**** MATERIAL SUPPLIED

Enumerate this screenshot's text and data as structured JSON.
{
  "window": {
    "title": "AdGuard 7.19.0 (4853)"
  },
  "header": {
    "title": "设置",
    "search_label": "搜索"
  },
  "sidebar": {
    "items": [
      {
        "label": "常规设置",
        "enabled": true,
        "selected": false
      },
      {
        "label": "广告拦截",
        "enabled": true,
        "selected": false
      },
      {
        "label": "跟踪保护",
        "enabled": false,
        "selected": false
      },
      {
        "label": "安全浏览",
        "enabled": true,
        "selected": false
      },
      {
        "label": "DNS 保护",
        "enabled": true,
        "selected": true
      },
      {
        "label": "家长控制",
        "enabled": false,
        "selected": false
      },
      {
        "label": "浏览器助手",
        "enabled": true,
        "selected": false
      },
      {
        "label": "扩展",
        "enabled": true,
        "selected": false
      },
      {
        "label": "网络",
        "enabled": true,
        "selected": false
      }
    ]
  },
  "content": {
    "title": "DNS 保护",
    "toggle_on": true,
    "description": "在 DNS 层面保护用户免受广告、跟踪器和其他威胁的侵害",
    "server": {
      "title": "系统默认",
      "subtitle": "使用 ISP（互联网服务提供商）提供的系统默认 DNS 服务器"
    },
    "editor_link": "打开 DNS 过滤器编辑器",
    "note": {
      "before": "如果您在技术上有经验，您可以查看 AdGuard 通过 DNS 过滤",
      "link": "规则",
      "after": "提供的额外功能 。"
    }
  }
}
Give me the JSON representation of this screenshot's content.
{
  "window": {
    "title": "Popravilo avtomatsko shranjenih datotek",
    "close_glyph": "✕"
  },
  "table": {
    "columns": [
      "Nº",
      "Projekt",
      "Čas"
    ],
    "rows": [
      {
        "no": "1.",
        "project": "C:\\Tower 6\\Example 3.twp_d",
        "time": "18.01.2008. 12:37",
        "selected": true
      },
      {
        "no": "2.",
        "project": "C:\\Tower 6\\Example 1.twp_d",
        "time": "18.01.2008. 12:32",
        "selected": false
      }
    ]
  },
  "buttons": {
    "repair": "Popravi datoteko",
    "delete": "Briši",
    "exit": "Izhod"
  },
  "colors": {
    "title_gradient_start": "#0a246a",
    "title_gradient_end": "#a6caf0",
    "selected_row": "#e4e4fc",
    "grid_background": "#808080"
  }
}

********

YOUR TASK: Only the number is wanted: how many lines in the data include the string "AdGuard"?

SOLUTION TO THE EXERCISE: 2